Copy out all lines of the records in which the word "behavior" appears.

-- start Material --

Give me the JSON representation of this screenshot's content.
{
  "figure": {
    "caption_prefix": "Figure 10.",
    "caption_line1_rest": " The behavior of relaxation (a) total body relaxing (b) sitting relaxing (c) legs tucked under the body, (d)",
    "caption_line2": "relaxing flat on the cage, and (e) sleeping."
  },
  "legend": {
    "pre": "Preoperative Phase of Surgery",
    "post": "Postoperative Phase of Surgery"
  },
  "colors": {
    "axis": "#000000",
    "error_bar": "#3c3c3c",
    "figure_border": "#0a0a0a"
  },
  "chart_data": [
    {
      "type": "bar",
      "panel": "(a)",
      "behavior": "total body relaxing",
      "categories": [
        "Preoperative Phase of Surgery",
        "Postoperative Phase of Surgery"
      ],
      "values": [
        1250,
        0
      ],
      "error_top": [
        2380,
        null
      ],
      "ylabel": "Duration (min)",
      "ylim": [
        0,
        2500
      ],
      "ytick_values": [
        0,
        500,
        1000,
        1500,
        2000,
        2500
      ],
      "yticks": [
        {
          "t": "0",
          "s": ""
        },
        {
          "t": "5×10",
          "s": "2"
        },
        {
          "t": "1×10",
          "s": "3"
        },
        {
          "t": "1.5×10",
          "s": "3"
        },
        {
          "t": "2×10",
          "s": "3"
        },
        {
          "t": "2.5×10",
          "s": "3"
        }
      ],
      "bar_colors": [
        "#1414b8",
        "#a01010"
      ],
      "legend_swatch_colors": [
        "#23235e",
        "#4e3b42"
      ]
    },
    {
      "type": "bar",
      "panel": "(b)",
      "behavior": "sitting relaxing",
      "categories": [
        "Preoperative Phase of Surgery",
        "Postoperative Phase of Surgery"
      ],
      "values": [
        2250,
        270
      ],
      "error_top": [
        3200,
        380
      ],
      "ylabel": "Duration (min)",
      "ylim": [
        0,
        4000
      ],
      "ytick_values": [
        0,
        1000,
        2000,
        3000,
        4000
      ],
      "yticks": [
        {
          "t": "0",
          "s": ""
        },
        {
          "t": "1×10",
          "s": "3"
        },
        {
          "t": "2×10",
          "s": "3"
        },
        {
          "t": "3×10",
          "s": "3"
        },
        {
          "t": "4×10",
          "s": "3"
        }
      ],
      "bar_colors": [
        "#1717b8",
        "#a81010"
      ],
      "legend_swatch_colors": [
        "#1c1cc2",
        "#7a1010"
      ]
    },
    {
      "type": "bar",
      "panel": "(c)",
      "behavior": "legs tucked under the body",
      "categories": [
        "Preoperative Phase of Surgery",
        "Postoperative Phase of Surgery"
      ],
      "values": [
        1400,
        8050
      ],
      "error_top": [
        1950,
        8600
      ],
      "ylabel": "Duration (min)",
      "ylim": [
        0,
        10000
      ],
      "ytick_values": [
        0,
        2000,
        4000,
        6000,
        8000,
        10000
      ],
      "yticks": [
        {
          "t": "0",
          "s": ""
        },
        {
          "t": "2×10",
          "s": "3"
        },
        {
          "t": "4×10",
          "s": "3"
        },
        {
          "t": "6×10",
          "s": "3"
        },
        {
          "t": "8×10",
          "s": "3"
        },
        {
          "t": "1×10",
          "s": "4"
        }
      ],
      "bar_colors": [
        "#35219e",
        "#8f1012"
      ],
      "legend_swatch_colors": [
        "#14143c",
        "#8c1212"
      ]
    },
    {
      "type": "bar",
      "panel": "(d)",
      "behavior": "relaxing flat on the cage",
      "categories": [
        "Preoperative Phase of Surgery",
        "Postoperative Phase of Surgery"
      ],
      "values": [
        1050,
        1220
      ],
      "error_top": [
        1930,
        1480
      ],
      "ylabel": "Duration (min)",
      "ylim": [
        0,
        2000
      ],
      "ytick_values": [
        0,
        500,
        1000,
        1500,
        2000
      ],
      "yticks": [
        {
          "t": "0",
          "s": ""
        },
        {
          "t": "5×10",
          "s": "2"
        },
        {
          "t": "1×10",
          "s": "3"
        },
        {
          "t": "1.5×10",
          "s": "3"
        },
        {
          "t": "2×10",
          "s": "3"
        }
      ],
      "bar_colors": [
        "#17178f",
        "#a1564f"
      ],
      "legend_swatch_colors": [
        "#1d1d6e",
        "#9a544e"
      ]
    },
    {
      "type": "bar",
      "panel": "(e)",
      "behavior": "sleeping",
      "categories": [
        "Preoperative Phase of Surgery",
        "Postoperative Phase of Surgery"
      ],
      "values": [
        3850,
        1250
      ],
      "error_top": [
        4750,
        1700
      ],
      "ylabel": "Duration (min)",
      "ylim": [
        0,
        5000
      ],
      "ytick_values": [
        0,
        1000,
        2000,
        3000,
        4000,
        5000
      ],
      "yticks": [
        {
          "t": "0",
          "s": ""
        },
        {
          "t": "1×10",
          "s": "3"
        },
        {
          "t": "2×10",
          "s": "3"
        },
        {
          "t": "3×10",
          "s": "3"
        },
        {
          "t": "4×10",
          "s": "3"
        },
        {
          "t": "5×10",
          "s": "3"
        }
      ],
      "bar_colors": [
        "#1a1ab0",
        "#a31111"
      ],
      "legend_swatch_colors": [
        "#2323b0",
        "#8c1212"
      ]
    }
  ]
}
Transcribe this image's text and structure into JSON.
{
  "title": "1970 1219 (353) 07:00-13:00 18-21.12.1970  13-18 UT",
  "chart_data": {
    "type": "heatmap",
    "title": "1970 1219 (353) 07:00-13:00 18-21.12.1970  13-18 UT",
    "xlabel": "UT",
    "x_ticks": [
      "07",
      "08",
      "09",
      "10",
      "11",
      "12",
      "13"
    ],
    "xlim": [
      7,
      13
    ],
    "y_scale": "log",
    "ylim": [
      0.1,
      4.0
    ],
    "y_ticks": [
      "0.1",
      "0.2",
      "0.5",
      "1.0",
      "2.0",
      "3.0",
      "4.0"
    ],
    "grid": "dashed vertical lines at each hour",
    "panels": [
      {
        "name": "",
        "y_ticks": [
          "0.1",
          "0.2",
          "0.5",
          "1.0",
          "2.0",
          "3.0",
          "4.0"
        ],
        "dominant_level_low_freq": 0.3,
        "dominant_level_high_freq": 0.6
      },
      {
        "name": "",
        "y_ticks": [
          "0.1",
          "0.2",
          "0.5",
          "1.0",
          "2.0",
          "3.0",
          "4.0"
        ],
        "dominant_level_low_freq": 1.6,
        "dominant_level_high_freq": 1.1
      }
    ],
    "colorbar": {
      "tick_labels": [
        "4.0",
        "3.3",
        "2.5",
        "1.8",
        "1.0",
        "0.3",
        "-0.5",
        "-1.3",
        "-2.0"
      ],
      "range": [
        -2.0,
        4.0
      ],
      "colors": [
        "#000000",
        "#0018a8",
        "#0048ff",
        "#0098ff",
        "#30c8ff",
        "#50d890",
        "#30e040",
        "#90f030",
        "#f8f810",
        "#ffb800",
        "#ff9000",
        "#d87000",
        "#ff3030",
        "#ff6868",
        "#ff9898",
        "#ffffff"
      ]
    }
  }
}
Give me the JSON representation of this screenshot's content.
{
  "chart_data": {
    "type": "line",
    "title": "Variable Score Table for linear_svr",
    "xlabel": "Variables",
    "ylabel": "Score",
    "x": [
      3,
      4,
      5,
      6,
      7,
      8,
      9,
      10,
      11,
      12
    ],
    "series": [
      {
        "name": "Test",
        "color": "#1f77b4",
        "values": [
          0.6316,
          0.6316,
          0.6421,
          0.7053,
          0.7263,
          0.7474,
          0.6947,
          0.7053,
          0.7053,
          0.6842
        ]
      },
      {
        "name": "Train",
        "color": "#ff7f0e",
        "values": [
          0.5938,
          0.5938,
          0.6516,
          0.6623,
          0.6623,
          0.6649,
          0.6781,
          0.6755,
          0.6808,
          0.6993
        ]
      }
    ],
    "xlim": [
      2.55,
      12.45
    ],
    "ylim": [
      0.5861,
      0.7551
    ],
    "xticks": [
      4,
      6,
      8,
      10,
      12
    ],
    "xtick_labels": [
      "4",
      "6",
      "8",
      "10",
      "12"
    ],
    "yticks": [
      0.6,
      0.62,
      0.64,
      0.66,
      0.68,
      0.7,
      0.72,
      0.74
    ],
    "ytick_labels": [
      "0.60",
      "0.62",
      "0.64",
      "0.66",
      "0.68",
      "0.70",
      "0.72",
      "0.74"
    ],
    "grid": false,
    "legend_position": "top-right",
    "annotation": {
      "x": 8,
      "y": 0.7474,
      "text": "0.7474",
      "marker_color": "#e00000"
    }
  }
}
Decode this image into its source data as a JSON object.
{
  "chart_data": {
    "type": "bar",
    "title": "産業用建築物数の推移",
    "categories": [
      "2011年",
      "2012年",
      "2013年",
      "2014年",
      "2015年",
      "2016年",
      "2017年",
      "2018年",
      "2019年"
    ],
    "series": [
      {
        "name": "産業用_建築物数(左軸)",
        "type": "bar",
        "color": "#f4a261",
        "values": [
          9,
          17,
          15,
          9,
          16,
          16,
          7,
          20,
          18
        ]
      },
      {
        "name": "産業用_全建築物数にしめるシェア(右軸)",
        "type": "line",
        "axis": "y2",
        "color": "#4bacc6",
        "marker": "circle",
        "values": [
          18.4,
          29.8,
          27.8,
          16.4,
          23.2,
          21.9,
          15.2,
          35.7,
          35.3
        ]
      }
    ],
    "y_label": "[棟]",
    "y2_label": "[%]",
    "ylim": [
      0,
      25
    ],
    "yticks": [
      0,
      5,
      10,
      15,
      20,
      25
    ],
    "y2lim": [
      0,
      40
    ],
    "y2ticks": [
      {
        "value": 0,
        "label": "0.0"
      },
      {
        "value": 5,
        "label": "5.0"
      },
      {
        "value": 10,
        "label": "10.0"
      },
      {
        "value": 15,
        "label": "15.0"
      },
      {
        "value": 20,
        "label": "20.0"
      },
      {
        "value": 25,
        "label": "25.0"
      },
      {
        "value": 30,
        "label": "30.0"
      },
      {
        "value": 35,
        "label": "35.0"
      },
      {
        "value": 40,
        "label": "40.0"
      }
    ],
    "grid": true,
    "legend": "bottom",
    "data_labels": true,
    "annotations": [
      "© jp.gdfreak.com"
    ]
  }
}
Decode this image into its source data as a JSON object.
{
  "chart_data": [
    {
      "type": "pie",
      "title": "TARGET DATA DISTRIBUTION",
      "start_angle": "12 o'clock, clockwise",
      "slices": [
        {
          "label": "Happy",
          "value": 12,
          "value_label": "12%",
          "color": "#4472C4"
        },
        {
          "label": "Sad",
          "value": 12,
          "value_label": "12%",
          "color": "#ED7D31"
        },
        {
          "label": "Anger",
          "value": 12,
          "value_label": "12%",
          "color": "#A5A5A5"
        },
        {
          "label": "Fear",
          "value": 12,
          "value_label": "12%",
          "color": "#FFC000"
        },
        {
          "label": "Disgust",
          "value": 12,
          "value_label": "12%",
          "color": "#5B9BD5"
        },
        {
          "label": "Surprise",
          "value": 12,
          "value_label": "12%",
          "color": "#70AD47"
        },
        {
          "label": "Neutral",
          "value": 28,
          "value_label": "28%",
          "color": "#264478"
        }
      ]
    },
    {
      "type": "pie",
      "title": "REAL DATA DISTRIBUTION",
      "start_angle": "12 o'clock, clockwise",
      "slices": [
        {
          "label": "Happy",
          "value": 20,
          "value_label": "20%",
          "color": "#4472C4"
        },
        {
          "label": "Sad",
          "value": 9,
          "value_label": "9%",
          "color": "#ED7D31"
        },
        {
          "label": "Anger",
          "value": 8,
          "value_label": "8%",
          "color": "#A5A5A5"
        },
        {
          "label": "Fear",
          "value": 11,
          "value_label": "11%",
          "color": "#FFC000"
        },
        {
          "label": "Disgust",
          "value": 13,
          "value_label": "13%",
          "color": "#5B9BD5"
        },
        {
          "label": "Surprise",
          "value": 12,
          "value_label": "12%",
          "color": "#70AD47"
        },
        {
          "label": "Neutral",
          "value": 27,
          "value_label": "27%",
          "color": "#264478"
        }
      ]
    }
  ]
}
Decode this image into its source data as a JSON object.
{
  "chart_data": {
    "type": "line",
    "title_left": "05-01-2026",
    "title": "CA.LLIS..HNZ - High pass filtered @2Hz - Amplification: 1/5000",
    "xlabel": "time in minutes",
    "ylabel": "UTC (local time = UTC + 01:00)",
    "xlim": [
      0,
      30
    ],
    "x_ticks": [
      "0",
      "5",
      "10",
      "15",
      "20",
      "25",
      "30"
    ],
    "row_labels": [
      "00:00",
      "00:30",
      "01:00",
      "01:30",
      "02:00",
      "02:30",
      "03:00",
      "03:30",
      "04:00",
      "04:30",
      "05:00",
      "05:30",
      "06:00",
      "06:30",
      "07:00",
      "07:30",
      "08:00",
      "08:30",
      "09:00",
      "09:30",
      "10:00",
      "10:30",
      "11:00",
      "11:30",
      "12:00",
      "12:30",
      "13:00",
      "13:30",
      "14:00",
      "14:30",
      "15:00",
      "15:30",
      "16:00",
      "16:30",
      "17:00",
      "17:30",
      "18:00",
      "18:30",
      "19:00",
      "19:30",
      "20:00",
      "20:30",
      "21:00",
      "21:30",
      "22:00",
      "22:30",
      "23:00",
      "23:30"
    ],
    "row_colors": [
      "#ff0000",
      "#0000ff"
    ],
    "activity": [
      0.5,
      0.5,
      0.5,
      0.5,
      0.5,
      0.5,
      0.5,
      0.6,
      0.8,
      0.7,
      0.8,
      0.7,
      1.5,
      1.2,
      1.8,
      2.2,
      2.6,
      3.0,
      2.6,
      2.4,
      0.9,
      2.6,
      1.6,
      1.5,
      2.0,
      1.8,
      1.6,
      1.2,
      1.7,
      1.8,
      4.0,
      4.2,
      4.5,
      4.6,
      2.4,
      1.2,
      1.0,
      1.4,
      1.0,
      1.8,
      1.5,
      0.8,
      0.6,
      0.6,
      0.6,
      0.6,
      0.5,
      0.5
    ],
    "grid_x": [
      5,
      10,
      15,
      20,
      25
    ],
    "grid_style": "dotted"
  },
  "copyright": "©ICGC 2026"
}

-- end Material --

Complete response
    "caption_line1_rest": " The behavior of relaxation (a) total body relaxing (b) sitting relaxing (c) legs tucked under the body, (d)",
      "behavior": "total body relaxing",
      "behavior": "sitting relaxing",
      "behavior": "legs tucked under the body",
      "behavior": "relaxing flat on the cage",
      "behavior": "sleeping",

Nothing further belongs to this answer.